### Given data:
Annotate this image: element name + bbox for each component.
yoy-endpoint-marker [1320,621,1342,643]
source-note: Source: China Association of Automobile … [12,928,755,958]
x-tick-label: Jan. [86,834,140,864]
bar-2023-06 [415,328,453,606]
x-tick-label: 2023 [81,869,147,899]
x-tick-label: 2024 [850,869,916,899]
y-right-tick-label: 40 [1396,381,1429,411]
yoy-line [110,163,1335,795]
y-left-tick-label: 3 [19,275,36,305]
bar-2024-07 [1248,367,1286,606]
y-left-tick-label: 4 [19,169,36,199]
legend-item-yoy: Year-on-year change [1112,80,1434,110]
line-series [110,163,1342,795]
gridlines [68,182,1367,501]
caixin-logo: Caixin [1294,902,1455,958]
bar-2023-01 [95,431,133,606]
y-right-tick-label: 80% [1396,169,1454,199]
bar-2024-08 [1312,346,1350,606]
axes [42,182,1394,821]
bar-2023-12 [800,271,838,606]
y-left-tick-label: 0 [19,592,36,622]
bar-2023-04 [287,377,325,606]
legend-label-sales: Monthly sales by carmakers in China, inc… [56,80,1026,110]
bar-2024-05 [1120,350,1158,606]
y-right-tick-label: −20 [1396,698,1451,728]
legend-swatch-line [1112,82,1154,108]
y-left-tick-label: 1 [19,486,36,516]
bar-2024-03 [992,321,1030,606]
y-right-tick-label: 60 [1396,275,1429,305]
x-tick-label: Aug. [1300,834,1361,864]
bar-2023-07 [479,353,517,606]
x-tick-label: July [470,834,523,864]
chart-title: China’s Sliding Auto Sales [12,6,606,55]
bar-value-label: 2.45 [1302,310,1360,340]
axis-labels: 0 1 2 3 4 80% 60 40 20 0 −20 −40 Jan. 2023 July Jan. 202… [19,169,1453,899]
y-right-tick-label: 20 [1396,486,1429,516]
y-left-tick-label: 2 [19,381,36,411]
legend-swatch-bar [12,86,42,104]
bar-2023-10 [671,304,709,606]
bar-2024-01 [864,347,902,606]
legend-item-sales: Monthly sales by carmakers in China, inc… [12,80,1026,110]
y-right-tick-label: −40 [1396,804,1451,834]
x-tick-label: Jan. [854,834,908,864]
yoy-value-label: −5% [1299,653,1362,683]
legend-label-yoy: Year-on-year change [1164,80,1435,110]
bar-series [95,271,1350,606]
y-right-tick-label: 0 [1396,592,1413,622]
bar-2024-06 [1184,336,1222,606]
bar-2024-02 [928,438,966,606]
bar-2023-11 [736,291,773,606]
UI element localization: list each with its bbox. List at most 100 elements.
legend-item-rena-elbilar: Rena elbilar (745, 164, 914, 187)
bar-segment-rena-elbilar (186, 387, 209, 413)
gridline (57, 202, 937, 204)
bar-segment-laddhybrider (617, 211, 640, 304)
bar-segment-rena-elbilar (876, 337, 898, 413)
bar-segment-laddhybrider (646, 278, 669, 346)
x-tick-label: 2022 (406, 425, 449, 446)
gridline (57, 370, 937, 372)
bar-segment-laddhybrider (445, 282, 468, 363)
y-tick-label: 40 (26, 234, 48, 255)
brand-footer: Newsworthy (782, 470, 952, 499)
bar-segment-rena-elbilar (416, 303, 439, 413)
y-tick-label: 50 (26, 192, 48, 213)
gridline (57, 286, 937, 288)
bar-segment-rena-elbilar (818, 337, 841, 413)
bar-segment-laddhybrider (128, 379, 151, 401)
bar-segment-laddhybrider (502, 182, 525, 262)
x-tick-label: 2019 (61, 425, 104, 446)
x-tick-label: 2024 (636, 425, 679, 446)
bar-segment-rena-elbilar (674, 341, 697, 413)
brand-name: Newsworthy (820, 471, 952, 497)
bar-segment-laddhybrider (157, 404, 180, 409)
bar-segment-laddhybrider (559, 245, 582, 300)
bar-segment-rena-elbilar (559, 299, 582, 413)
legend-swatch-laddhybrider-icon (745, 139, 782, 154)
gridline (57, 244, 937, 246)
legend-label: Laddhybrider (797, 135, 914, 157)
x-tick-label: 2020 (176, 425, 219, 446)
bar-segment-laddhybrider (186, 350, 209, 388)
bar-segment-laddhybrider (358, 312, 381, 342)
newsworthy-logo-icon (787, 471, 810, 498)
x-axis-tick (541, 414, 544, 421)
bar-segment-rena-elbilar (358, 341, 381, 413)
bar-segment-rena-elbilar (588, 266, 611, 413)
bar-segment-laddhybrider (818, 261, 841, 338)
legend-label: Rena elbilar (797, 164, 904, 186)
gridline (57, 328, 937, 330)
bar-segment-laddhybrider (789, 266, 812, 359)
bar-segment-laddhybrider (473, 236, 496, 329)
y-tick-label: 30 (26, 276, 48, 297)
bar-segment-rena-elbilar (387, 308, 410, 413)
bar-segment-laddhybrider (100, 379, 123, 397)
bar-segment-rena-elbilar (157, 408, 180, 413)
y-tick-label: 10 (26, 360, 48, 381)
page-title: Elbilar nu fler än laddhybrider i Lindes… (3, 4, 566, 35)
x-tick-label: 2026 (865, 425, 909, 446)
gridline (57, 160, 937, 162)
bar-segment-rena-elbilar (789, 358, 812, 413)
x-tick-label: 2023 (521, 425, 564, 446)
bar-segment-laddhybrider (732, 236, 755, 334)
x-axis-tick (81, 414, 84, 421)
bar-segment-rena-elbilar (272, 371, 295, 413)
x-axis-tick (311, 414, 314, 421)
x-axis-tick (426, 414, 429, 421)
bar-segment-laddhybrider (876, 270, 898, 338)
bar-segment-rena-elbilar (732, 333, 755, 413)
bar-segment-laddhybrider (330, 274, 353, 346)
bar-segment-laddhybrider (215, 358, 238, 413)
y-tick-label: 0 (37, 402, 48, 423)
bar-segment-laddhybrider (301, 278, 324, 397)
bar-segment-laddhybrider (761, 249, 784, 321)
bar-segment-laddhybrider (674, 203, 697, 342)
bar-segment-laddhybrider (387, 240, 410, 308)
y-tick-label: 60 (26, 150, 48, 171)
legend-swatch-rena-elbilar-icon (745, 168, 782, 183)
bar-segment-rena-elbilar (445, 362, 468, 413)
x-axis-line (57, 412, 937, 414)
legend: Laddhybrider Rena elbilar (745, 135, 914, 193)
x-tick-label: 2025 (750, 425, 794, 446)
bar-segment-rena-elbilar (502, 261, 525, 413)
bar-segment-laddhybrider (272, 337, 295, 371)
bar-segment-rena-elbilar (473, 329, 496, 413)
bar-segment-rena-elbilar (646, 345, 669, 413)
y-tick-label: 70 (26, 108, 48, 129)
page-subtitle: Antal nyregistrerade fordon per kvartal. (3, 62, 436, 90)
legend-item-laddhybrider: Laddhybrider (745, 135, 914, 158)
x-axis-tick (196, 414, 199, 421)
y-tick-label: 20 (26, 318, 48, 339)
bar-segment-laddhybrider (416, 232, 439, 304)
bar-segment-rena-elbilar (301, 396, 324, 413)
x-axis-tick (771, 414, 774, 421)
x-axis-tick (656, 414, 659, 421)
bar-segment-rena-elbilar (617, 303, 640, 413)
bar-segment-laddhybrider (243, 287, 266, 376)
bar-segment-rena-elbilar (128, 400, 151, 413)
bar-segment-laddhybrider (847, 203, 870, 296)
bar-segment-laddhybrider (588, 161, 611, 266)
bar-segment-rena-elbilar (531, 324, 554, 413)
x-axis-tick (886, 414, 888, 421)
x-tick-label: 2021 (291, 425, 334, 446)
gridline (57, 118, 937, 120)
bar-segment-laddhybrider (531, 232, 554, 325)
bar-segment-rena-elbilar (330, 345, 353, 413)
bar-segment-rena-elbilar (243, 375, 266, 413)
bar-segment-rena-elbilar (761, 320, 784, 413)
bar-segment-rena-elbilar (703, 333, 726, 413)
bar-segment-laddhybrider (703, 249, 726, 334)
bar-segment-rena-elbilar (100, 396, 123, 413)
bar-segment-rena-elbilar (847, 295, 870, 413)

### Set task:
Reproduce the material starting at its first line and ending at the line containing "bar-2023-04 [287,377,325,606]", inclusive, changing every occurrence of "x-tick-label" to "x-axis-label" and leaving everything else unaltered.

### Answer to the exercise:
Annotate this image: element name + bbox for each component.
yoy-endpoint-marker [1320,621,1342,643]
source-note: Source: China Association of Automobile … [12,928,755,958]
x-axis-label: Jan. [86,834,140,864]
bar-2023-06 [415,328,453,606]
x-axis-label: 2023 [81,869,147,899]
x-axis-label: 2024 [850,869,916,899]
y-right-tick-label: 40 [1396,381,1429,411]
yoy-line [110,163,1335,795]
y-left-tick-label: 3 [19,275,36,305]
bar-2024-07 [1248,367,1286,606]
y-left-tick-label: 4 [19,169,36,199]
legend-item-yoy: Year-on-year change [1112,80,1434,110]
line-series [110,163,1342,795]
gridlines [68,182,1367,501]
caixin-logo: Caixin [1294,902,1455,958]
bar-2023-01 [95,431,133,606]
y-right-tick-label: 80% [1396,169,1454,199]
bar-2024-08 [1312,346,1350,606]
axes [42,182,1394,821]
bar-2023-12 [800,271,838,606]
y-left-tick-label: 0 [19,592,36,622]
bar-2023-04 [287,377,325,606]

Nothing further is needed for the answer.